(Data items)

'''

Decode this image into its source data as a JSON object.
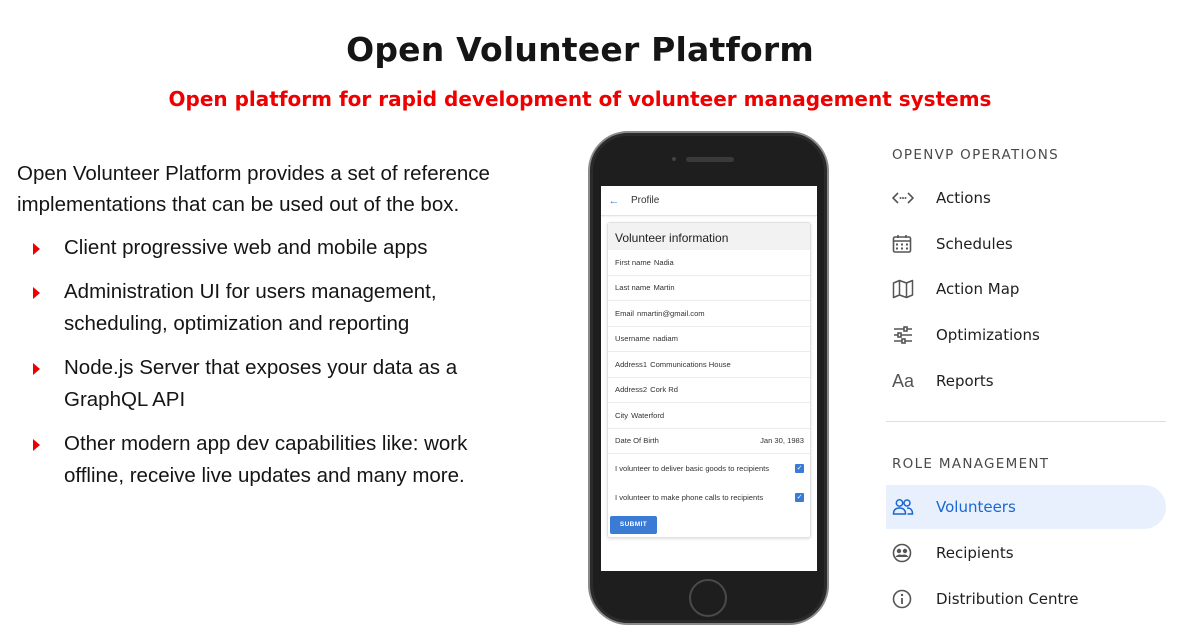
{
  "header": {
    "title": "Open Volunteer Platform",
    "subtitle": "Open platform for rapid development of volunteer management systems"
  },
  "intro": "Open Volunteer Platform provides a set of reference implementations that can be used out of the box.",
  "bullets": [
    "Client progressive web and mobile apps",
    "Administration UI for users management, scheduling, optimization and reporting",
    "Node.js Server that exposes your data as a GraphQL API",
    "Other modern app dev capabilities like: work offline, receive live updates and many more."
  ],
  "colors": {
    "accent_red": "#ee0000",
    "link_blue": "#3a7bd5",
    "active_bg": "#e8f0fe",
    "active_text": "#1967d2"
  },
  "phone": {
    "screen_title": "Profile",
    "back_icon": "arrow-left-icon",
    "card_title": "Volunteer information",
    "fields": [
      {
        "label": "First name",
        "value": "Nadia"
      },
      {
        "label": "Last name",
        "value": "Martin"
      },
      {
        "label": "Email",
        "value": "nmartin@gmail.com"
      },
      {
        "label": "Username",
        "value": "nadiam"
      },
      {
        "label": "Address1",
        "value": "Communications House"
      },
      {
        "label": "Address2",
        "value": "Cork Rd"
      },
      {
        "label": "City",
        "value": "Waterford"
      }
    ],
    "date_of_birth": {
      "label": "Date Of Birth",
      "value": "Jan 30, 1983"
    },
    "checkboxes": [
      {
        "label": "I volunteer to deliver basic goods to recipients",
        "checked": true
      },
      {
        "label": "I volunteer to make phone calls to recipients",
        "checked": true
      }
    ],
    "submit_label": "SUBMIT"
  },
  "sidebar": {
    "operations_title": "OPENVP OPERATIONS",
    "operations": [
      {
        "label": "Actions",
        "icon": "code-arrows-icon"
      },
      {
        "label": "Schedules",
        "icon": "calendar-icon"
      },
      {
        "label": "Action Map",
        "icon": "map-icon"
      },
      {
        "label": "Optimizations",
        "icon": "sliders-icon"
      },
      {
        "label": "Reports",
        "icon": "font-icon",
        "icon_text": "Aa"
      }
    ],
    "roles_title": "ROLE MANAGEMENT",
    "roles": [
      {
        "label": "Volunteers",
        "icon": "people-icon",
        "active": true
      },
      {
        "label": "Recipients",
        "icon": "group-circle-icon"
      },
      {
        "label": "Distribution Centre",
        "icon": "info-icon"
      }
    ]
  }
}
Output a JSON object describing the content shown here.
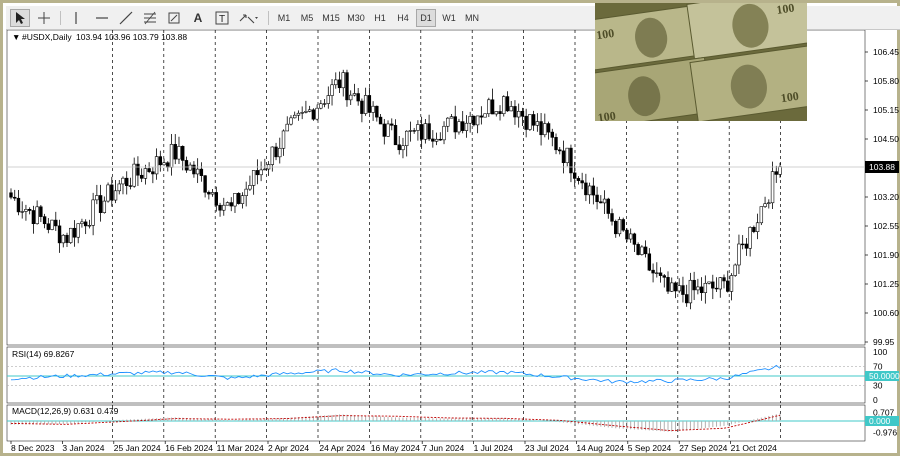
{
  "toolbar": {
    "timeframes": [
      "M1",
      "M5",
      "M15",
      "M30",
      "H1",
      "H4",
      "D1",
      "W1",
      "MN"
    ],
    "active_timeframe": "D1"
  },
  "main_panel": {
    "symbol_label": "#USDX,Daily",
    "ohlc_label": "103.94 103.96 103.79 103.88",
    "current_price_label": "103.88",
    "y_ticks": [
      "106.45",
      "105.80",
      "105.15",
      "104.50",
      "103.88",
      "103.20",
      "102.55",
      "101.90",
      "101.25",
      "100.60",
      "99.95"
    ]
  },
  "rsi_panel": {
    "label": "RSI(14) 69.8267",
    "ticks": [
      "100",
      "70",
      "50.0000",
      "30",
      "0"
    ]
  },
  "macd_panel": {
    "label": "MACD(12,26,9) 0.631 0.479",
    "ticks": [
      "0.707",
      "0.000",
      "-0.976"
    ]
  },
  "x_axis": {
    "labels": [
      "8 Dec 2023",
      "3 Jan 2024",
      "25 Jan 2024",
      "16 Feb 2024",
      "11 Mar 2024",
      "2 Apr 2024",
      "24 Apr 2024",
      "16 May 2024",
      "7 Jun 2024",
      "1 Jul 2024",
      "23 Jul 2024",
      "14 Aug 2024",
      "5 Sep 2024",
      "27 Sep 2024",
      "21 Oct 2024"
    ]
  },
  "colors": {
    "rsi_line": "#1e90ff",
    "rsi_level": "#40c8c8",
    "macd_signal": "#c00000",
    "macd_hist": "#b0b0b0",
    "frame": "#b7b28c"
  },
  "chart_data": {
    "type": "candlestick",
    "title": "#USDX,Daily",
    "ylim": [
      99.95,
      106.45
    ],
    "x": [
      "8 Dec 2023",
      "3 Jan 2024",
      "25 Jan 2024",
      "16 Feb 2024",
      "11 Mar 2024",
      "2 Apr 2024",
      "24 Apr 2024",
      "16 May 2024",
      "7 Jun 2024",
      "1 Jul 2024",
      "23 Jul 2024",
      "14 Aug 2024",
      "5 Sep 2024",
      "27 Sep 2024",
      "21 Oct 2024"
    ],
    "close": [
      103.2,
      102.3,
      103.5,
      104.2,
      102.9,
      104.6,
      105.8,
      104.5,
      104.8,
      105.4,
      104.3,
      102.6,
      101.0,
      101.2,
      103.88
    ],
    "rsi": [
      45,
      50,
      55,
      58,
      45,
      55,
      62,
      52,
      56,
      58,
      48,
      38,
      40,
      45,
      69.8267
    ],
    "macd": [
      -0.3,
      -0.25,
      0.1,
      0.3,
      0.05,
      0.25,
      0.55,
      0.3,
      0.2,
      0.25,
      -0.1,
      -0.6,
      -0.9,
      -0.4,
      0.631
    ],
    "macd_signal": [
      -0.2,
      -0.28,
      -0.05,
      0.2,
      0.15,
      0.2,
      0.45,
      0.4,
      0.25,
      0.22,
      0.05,
      -0.4,
      -0.8,
      -0.6,
      0.479
    ]
  }
}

'''

- [EXERCISE TASK]: Take the listing and print it again exactly, but without any pictures.

- [THE ANSWER]:
Decode this image into its source data as a JSON object.
{
  "header": {
    "title": "Open Volunteer Platform",
    "subtitle": "Open platform for rapid development of volunteer management systems"
  },
  "intro": "Open Volunteer Platform provides a set of reference implementations that can be used out of the box.",
  "bullets": [
    "Client progressive web and mobile apps",
    "Administration UI for users management, scheduling, optimization and reporting",
    "Node.js Server that exposes your data as a GraphQL API",
    "Other modern app dev capabilities like: work offline, receive live updates and many more."
  ],
  "colors": {
    "accent_red": "#ee0000",
    "link_blue": "#3a7bd5",
    "active_bg": "#e8f0fe",
    "active_text": "#1967d2"
  },
  "phone": {
    "screen_title": "Profile",
    "back_icon": "arrow-left-icon",
    "card_title": "Volunteer information",
    "fields": [
      {
        "label": "First name",
        "value": "Nadia"
      },
      {
        "label": "Last name",
        "value": "Martin"
      },
      {
        "label": "Email",
        "value": "nmartin@gmail.com"
      },
      {
        "label": "Username",
        "value": "nadiam"
      },
      {
        "label": "Address1",
        "value": "Communications House"
      },
      {
        "label": "Address2",
        "value": "Cork Rd"
      },
      {
        "label": "City",
        "value": "Waterford"
      }
    ],
    "date_of_birth": {
      "label": "Date Of Birth",
      "value": "Jan 30, 1983"
    },
    "checkboxes": [
      {
        "label": "I volunteer to deliver basic goods to recipients",
        "checked": true
      },
      {
        "label": "I volunteer to make phone calls to recipients",
        "checked": true
      }
    ],
    "submit_label": "SUBMIT"
  },
  "sidebar": {
    "operations_title": "OPENVP OPERATIONS",
    "operations": [
      {
        "label": "Actions",
        "icon": "code-arrows-icon"
      },
      {
        "label": "Schedules",
        "icon": "calendar-icon"
      },
      {
        "label": "Action Map",
        "icon": "map-icon"
      },
      {
        "label": "Optimizations",
        "icon": "sliders-icon"
      },
      {
        "label": "Reports",
        "icon": "font-icon",
        "icon_text": "Aa"
      }
    ],
    "roles_title": "ROLE MANAGEMENT",
    "roles": [
      {
        "label": "Volunteers",
        "icon": "people-icon",
        "active": true
      },
      {
        "label": "Recipients",
        "icon": "group-circle-icon"
      },
      {
        "label": "Distribution Centre",
        "icon": "info-icon"
      }
    ]
  }
}
Output a JSON object describing the content shown here.
{
  "toolbar": {
    "timeframes": [
      "M1",
      "M5",
      "M15",
      "M30",
      "H1",
      "H4",
      "D1",
      "W1",
      "MN"
    ],
    "active_timeframe": "D1"
  },
  "main_panel": {
    "symbol_label": "#USDX,Daily",
    "ohlc_label": "103.94 103.96 103.79 103.88",
    "current_price_label": "103.88",
    "y_ticks": [
      "106.45",
      "105.80",
      "105.15",
      "104.50",
      "103.88",
      "103.20",
      "102.55",
      "101.90",
      "101.25",
      "100.60",
      "99.95"
    ]
  },
  "rsi_panel": {
    "label": "RSI(14) 69.8267",
    "ticks": [
      "100",
      "70",
      "50.0000",
      "30",
      "0"
    ]
  },
  "macd_panel": {
    "label": "MACD(12,26,9) 0.631 0.479",
    "ticks": [
      "0.707",
      "0.000",
      "-0.976"
    ]
  },
  "x_axis": {
    "labels": [
      "8 Dec 2023",
      "3 Jan 2024",
      "25 Jan 2024",
      "16 Feb 2024",
      "11 Mar 2024",
      "2 Apr 2024",
      "24 Apr 2024",
      "16 May 2024",
      "7 Jun 2024",
      "1 Jul 2024",
      "23 Jul 2024",
      "14 Aug 2024",
      "5 Sep 2024",
      "27 Sep 2024",
      "21 Oct 2024"
    ]
  },
  "colors": {
    "rsi_line": "#1e90ff",
    "rsi_level": "#40c8c8",
    "macd_signal": "#c00000",
    "macd_hist": "#b0b0b0",
    "frame": "#b7b28c"
  },
  "chart_data": {
    "type": "candlestick",
    "title": "#USDX,Daily",
    "ylim": [
      99.95,
      106.45
    ],
    "x": [
      "8 Dec 2023",
      "3 Jan 2024",
      "25 Jan 2024",
      "16 Feb 2024",
      "11 Mar 2024",
      "2 Apr 2024",
      "24 Apr 2024",
      "16 May 2024",
      "7 Jun 2024",
      "1 Jul 2024",
      "23 Jul 2024",
      "14 Aug 2024",
      "5 Sep 2024",
      "27 Sep 2024",
      "21 Oct 2024"
    ],
    "close": [
      103.2,
      102.3,
      103.5,
      104.2,
      102.9,
      104.6,
      105.8,
      104.5,
      104.8,
      105.4,
      104.3,
      102.6,
      101.0,
      101.2,
      103.88
    ],
    "rsi": [
      45,
      50,
      55,
      58,
      45,
      55,
      62,
      52,
      56,
      58,
      48,
      38,
      40,
      45,
      69.8267
    ],
    "macd": [
      -0.3,
      -0.25,
      0.1,
      0.3,
      0.05,
      0.25,
      0.55,
      0.3,
      0.2,
      0.25,
      -0.1,
      -0.6,
      -0.9,
      -0.4,
      0.631
    ],
    "macd_signal": [
      -0.2,
      -0.28,
      -0.05,
      0.2,
      0.15,
      0.2,
      0.45,
      0.4,
      0.25,
      0.22,
      0.05,
      -0.4,
      -0.8,
      -0.6,
      0.479
    ]
  }
}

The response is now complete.